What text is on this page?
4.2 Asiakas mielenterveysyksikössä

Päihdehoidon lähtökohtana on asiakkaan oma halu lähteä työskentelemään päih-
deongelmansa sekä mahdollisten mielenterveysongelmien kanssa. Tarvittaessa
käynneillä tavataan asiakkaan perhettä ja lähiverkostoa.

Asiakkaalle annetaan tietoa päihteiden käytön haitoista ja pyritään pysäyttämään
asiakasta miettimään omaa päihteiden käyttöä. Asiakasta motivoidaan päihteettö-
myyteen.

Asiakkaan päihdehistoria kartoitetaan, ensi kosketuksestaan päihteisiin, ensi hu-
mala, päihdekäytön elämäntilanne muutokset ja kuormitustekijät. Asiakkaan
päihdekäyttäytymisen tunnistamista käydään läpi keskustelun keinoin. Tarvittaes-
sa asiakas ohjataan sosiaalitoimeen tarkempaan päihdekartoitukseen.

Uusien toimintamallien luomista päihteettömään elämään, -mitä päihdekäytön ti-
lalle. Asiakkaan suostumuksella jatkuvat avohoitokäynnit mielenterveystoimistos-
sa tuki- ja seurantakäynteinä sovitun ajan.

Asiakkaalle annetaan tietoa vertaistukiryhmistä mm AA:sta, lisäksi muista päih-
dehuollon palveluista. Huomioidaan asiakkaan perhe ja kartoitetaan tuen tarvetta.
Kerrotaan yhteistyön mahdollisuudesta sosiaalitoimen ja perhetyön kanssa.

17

——————————

→ **Directions**
The records above should be restated word for word, please.

→ **Answer for the task**
What text is on this page?
4.2 Asiakas mielenterveysyksikössä

Päihdehoidon lähtökohtana on asiakkaan oma halu lähteä työskentelemään päih-
deongelmansa sekä mahdollisten mielenterveysongelmien kanssa. Tarvittaessa
käynneillä tavataan asiakkaan perhettä ja lähiverkostoa.

Asiakkaalle annetaan tietoa päihteiden käytön haitoista ja pyritään pysäyttämään
asiakasta miettimään omaa päihteiden käyttöä. Asiakasta motivoidaan päihteettö-
myyteen.

Asiakkaan päihdehistoria kartoitetaan, ensi kosketuksestaan päihteisiin, ensi hu-
mala, päihdekäytön elämäntilanne muutokset ja kuormitustekijät. Asiakkaan
päihdekäyttäytymisen tunnistamista käydään läpi keskustelun keinoin. Tarvittaes-
sa asiakas ohjataan sosiaalitoimeen tarkempaan päihdekartoitukseen.

Uusien toimintamallien luomista päihteettömään elämään, -mitä päihdekäytön ti-
lalle. Asiakkaan suostumuksella jatkuvat avohoitokäynnit mielenterveystoimistos-
sa tuki- ja seurantakäynteinä sovitun ajan.

Asiakkaalle annetaan tietoa vertaistukiryhmistä mm AA:sta, lisäksi muista päih-
dehuollon palveluista. Huomioidaan asiakkaan perhe ja kartoitetaan tuen tarvetta.
Kerrotaan yhteistyön mahdollisuudesta sosiaalitoimen ja perhetyön kanssa.

17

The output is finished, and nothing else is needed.